[A block of data]

● ● ● ● ●

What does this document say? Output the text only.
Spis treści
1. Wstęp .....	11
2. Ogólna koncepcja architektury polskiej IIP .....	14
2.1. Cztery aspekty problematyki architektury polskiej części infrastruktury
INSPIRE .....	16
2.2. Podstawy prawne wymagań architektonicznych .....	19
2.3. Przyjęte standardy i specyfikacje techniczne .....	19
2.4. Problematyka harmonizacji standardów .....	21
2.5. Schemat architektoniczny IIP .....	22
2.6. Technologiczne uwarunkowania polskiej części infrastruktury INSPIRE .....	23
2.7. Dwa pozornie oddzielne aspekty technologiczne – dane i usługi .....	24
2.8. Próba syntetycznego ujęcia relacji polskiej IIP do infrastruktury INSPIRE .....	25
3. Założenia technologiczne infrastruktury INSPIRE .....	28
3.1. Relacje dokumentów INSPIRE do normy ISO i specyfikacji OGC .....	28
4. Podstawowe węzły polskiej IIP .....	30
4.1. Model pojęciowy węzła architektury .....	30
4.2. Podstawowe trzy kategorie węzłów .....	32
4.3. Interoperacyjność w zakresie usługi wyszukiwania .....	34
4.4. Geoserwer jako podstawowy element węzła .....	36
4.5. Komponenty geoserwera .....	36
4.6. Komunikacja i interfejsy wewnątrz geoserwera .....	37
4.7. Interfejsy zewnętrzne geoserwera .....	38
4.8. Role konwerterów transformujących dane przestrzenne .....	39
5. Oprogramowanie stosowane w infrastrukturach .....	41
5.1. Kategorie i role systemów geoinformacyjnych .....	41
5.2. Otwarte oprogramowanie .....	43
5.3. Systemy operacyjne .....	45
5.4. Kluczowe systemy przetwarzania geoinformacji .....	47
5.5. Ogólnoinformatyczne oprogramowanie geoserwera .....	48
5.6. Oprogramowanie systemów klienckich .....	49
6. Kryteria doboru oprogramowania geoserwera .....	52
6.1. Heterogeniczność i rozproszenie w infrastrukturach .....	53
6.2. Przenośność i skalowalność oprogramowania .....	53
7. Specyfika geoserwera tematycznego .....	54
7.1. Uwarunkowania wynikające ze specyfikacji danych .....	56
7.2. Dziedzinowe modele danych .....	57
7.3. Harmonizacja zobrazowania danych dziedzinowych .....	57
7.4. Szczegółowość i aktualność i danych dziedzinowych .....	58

● ● ● ● ●

■ **Aim**
Search the data above for lines holding "infrastrukturach" and copy each of them.

■ **Result of the task**
5. Oprogramowanie stosowane w infrastrukturach .....	41
6.1. Heterogeniczność i rozproszenie w infrastrukturach .....	53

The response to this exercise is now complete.